**Dataset**
■ ■ ■ ■ ■

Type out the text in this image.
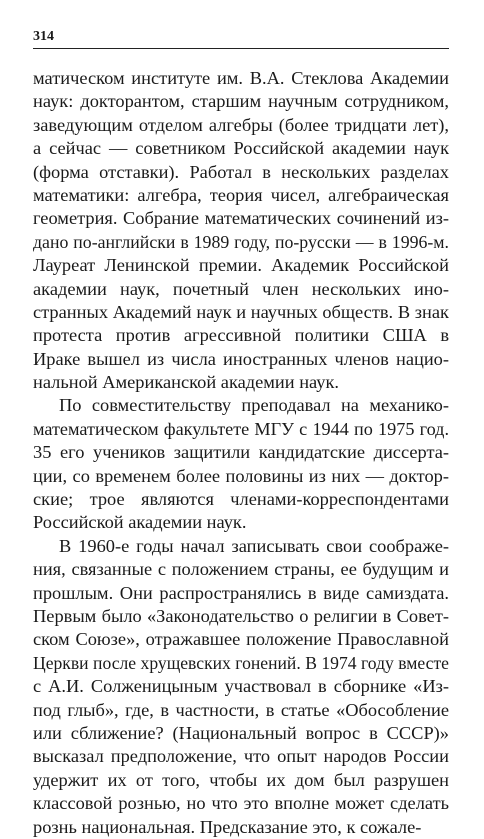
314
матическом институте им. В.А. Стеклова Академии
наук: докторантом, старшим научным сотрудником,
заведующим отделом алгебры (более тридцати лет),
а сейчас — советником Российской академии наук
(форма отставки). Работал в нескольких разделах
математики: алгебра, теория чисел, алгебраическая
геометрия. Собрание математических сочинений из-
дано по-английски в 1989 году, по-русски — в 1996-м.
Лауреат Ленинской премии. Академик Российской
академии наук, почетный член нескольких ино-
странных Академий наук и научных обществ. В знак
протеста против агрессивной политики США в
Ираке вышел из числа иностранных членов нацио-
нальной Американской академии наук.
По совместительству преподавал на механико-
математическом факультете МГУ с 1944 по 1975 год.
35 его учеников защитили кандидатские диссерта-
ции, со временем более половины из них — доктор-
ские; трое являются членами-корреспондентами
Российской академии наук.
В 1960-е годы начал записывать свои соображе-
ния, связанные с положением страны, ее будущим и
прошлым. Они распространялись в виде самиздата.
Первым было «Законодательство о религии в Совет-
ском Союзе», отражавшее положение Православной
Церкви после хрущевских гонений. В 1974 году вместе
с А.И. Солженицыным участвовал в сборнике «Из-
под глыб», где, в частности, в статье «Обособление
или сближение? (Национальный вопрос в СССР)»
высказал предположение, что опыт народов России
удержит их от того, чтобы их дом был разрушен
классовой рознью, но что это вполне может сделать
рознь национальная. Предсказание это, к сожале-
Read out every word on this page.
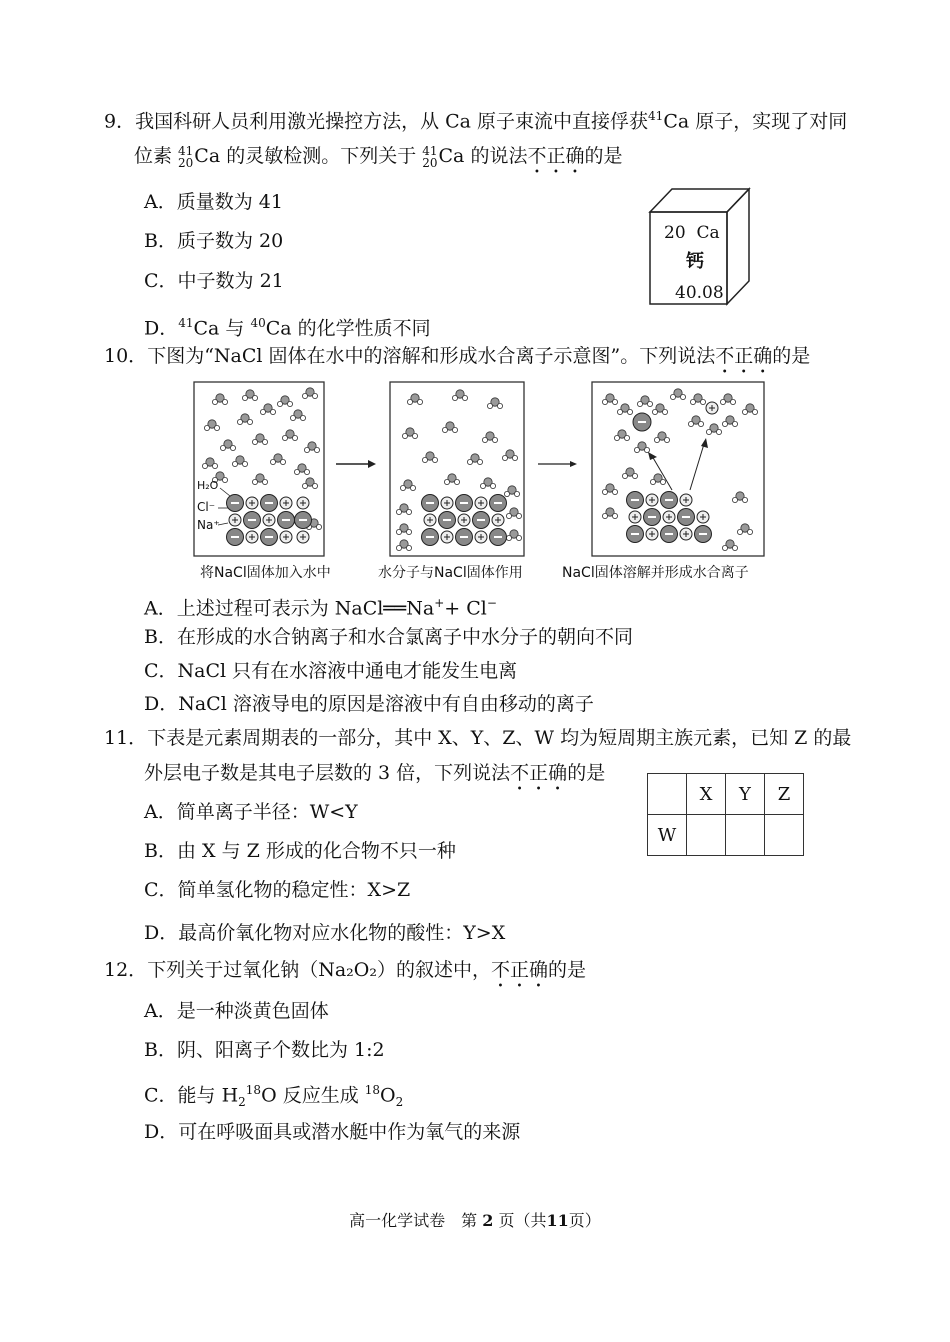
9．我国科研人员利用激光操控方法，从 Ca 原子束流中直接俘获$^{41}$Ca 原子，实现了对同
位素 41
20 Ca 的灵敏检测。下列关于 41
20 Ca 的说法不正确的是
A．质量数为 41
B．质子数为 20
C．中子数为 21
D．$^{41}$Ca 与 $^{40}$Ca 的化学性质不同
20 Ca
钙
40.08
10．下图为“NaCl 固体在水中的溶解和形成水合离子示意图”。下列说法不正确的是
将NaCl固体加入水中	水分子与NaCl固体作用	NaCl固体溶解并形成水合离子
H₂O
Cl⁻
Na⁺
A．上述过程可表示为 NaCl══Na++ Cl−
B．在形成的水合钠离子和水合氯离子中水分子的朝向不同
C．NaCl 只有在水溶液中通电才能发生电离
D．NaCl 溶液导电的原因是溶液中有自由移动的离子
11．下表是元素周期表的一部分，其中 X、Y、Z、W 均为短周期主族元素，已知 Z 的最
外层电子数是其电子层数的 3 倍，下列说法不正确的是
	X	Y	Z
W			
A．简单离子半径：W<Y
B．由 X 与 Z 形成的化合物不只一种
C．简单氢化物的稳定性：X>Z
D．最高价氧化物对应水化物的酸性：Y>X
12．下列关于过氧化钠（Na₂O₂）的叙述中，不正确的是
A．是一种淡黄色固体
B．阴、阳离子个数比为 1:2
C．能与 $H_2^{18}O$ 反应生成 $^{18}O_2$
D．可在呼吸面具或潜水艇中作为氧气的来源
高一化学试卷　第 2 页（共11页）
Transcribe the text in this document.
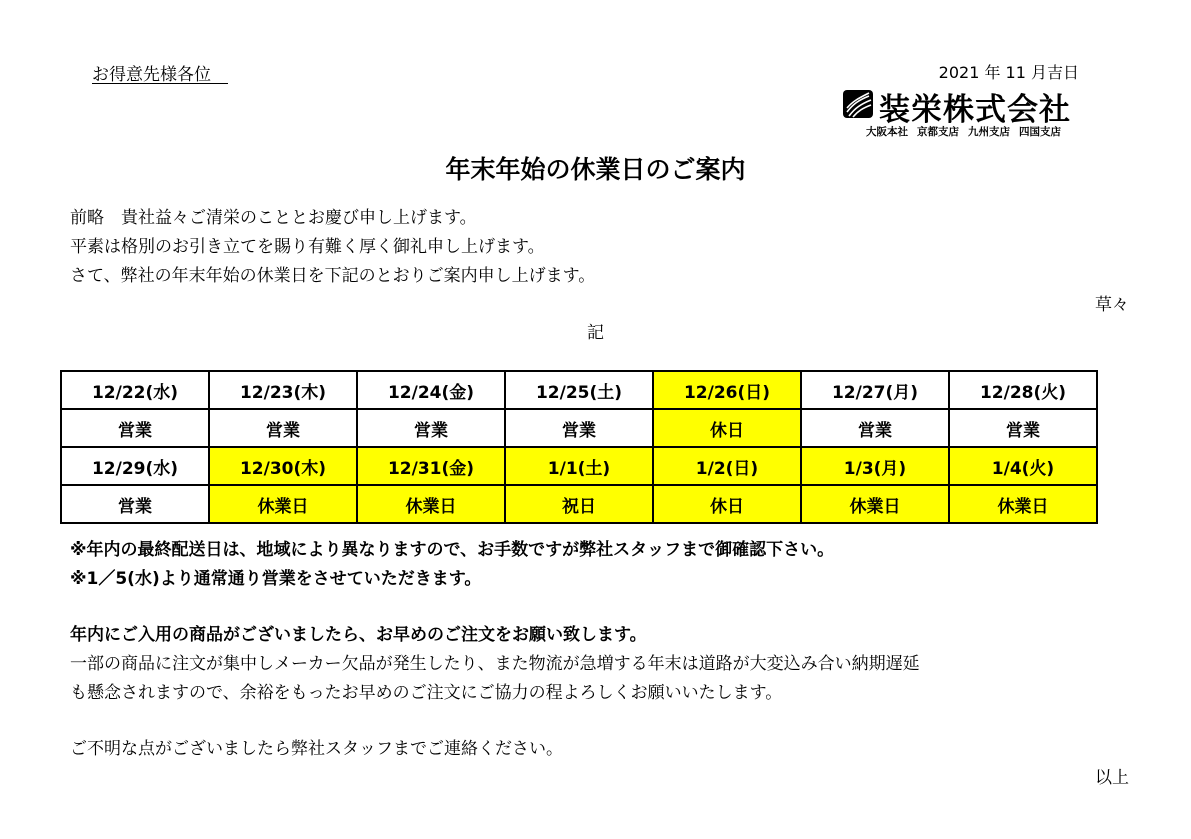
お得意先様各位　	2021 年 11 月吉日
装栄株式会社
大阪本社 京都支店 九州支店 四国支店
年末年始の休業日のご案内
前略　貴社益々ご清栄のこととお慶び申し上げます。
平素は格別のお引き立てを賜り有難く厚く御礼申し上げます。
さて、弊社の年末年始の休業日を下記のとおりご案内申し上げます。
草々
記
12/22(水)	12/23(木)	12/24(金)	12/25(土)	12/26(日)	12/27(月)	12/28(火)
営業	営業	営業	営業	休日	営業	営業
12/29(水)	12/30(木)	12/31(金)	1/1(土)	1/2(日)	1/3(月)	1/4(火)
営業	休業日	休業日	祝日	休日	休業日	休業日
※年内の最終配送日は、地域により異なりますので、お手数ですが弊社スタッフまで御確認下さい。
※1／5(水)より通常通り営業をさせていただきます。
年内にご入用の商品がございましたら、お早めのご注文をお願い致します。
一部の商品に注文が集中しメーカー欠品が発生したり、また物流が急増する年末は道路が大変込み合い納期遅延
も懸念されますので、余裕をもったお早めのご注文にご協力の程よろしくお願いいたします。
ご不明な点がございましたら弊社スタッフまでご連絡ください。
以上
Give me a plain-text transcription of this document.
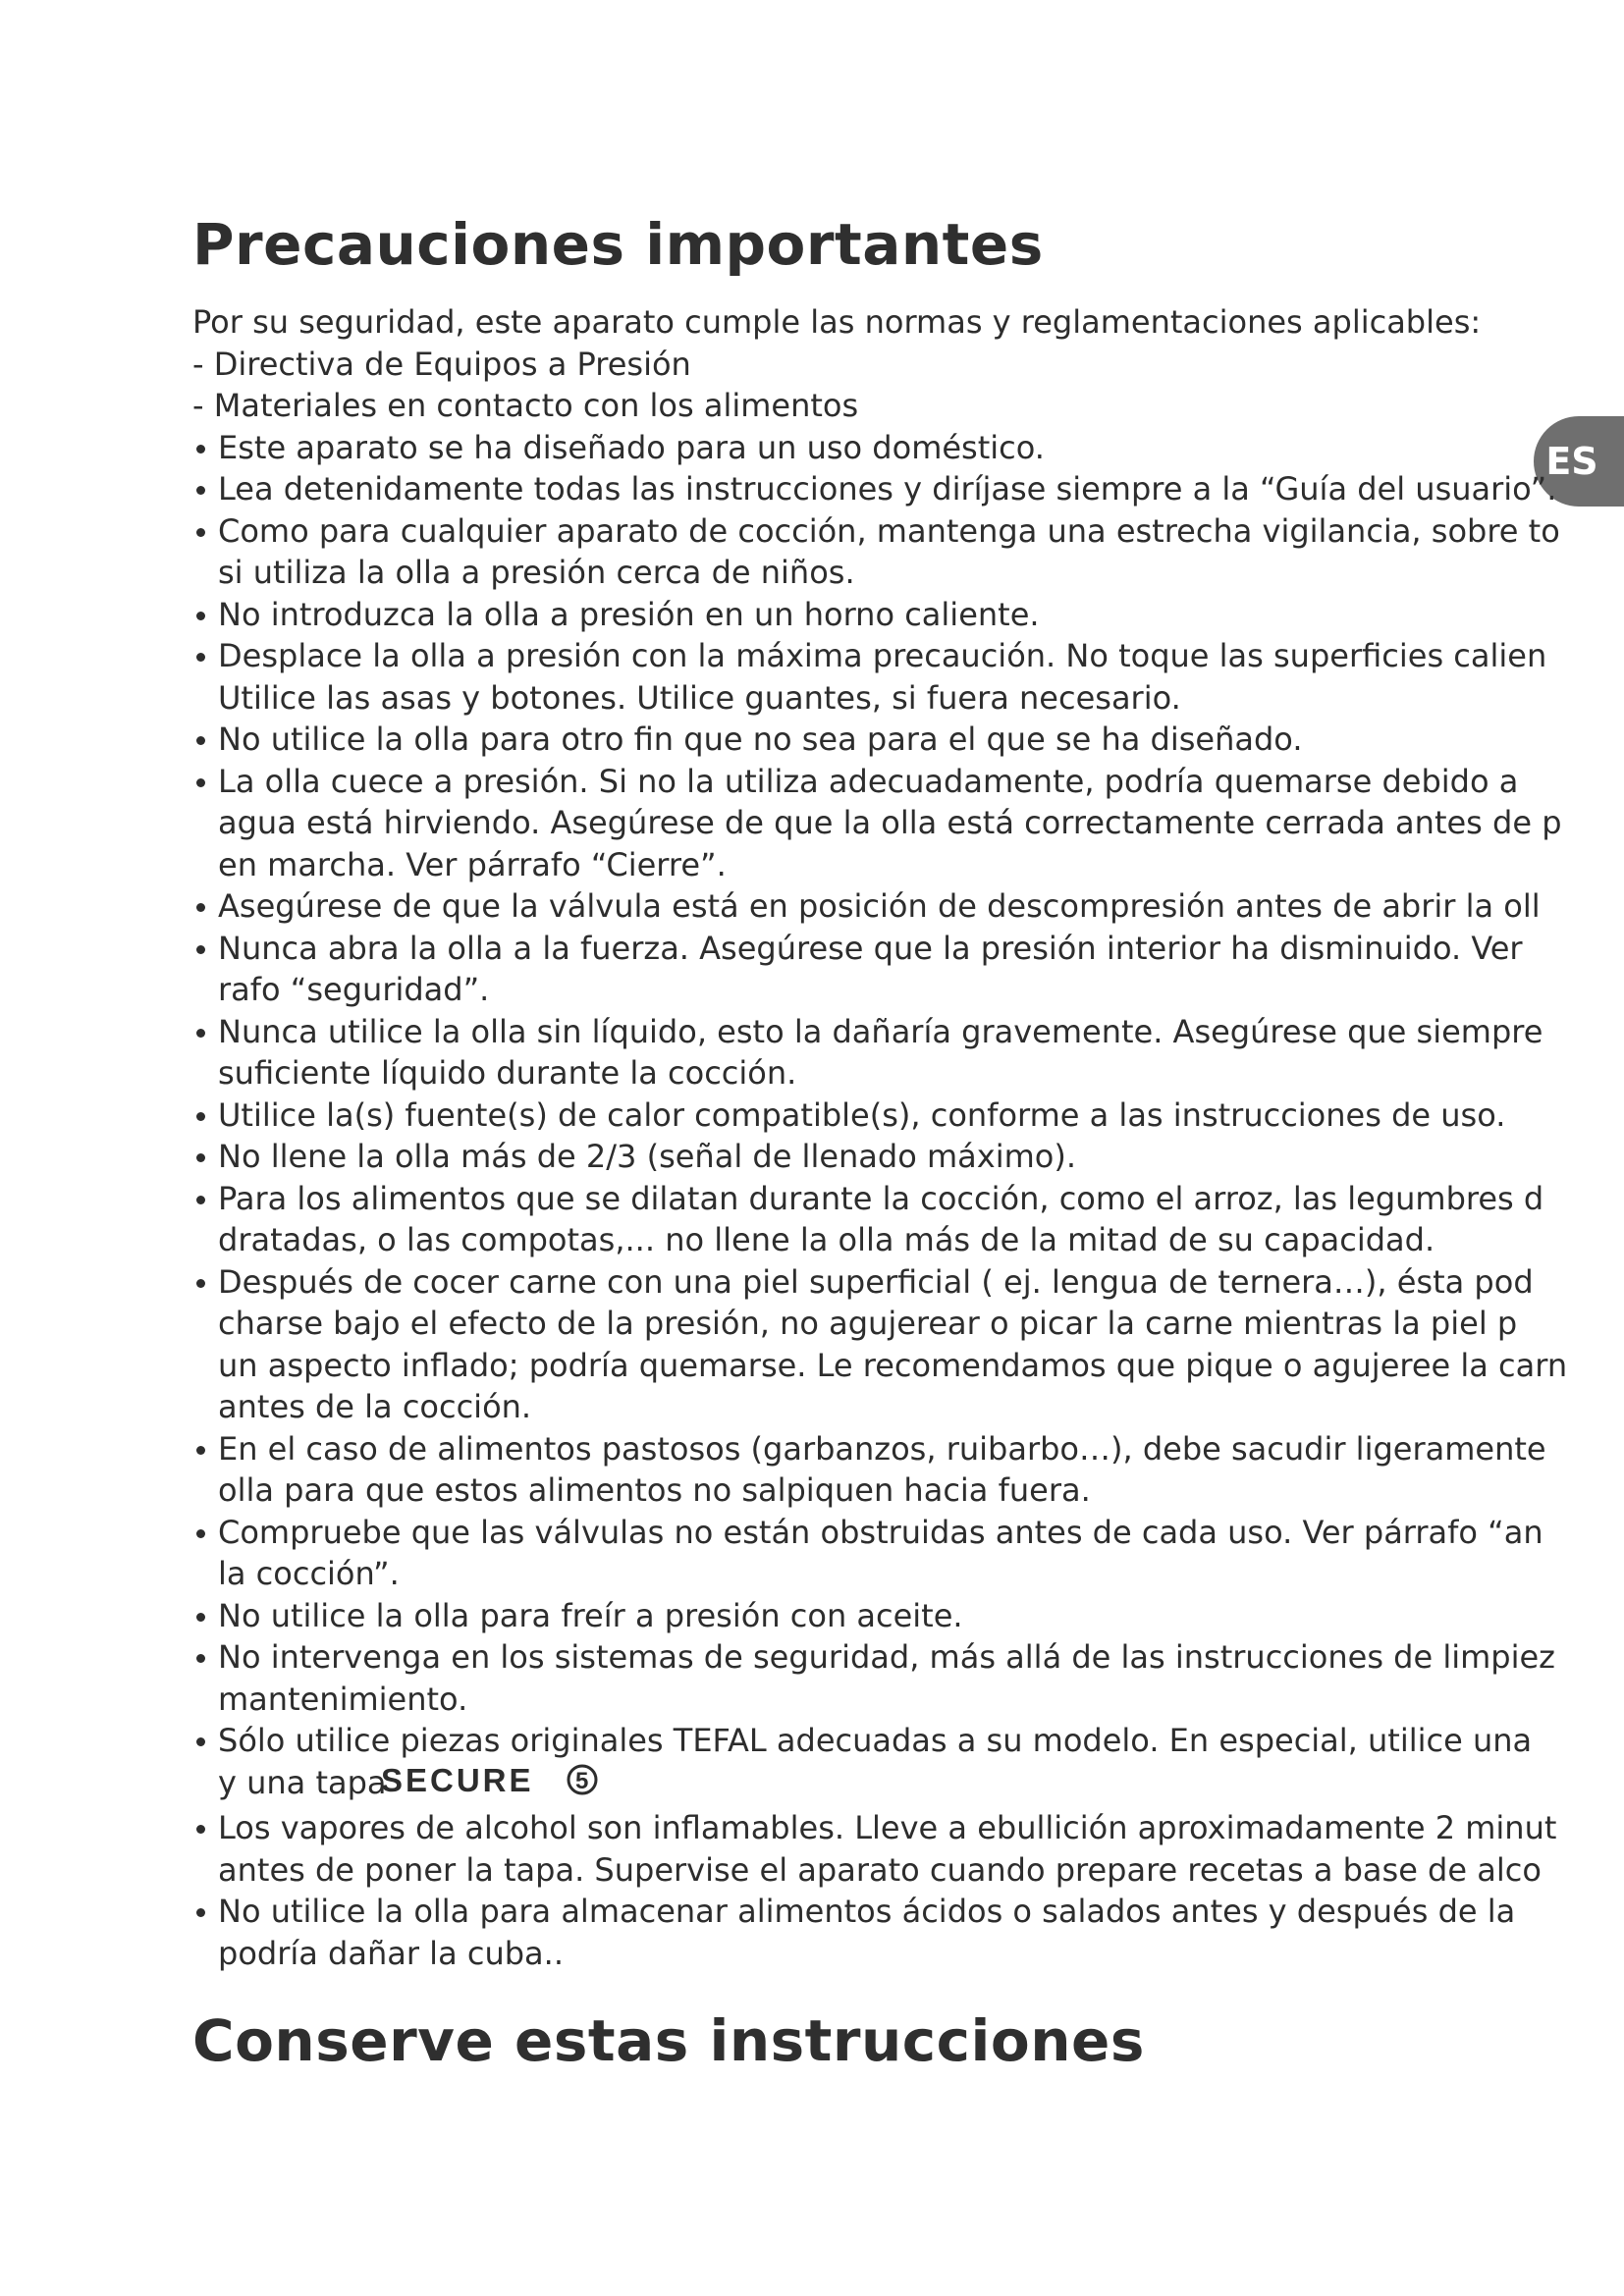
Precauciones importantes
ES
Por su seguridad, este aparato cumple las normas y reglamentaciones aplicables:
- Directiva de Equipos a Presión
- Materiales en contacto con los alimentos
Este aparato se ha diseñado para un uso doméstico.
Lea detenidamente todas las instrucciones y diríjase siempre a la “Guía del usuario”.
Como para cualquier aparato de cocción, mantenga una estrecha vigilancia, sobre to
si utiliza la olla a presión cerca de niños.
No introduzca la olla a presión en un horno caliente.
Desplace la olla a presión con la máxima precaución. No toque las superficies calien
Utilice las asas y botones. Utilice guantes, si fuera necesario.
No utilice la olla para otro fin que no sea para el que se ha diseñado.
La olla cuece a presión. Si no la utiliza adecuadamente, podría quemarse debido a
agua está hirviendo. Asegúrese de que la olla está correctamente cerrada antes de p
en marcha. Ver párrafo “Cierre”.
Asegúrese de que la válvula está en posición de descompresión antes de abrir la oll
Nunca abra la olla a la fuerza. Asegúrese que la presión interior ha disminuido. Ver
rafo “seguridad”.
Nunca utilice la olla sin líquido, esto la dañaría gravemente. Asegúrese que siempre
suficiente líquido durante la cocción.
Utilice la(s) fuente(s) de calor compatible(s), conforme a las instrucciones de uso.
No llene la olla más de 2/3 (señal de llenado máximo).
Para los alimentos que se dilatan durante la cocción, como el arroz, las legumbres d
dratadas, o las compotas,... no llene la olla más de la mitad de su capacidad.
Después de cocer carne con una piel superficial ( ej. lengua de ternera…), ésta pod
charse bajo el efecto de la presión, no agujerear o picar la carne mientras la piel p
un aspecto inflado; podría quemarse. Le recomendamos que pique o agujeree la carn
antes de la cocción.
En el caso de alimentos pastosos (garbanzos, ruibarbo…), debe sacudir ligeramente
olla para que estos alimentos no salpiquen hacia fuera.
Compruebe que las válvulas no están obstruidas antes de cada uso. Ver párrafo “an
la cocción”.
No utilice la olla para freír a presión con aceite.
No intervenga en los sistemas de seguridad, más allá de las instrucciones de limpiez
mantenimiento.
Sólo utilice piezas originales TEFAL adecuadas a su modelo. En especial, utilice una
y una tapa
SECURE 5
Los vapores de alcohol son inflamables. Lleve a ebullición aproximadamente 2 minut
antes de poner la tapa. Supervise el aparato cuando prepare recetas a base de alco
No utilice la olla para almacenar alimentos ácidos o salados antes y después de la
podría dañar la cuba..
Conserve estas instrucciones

■ ■ ■ ■ ■

**Given task**
Pull out every line in the material above where "aparato" occurs.

**Answer below**
Por su seguridad, este aparato cumple las normas y reglamentaciones aplicables:
Este aparato se ha diseñado para un uso doméstico.
Como para cualquier aparato de cocción, mantenga una estrecha vigilancia, sobre to
antes de poner la tapa. Supervise el aparato cuando prepare recetas a base de alco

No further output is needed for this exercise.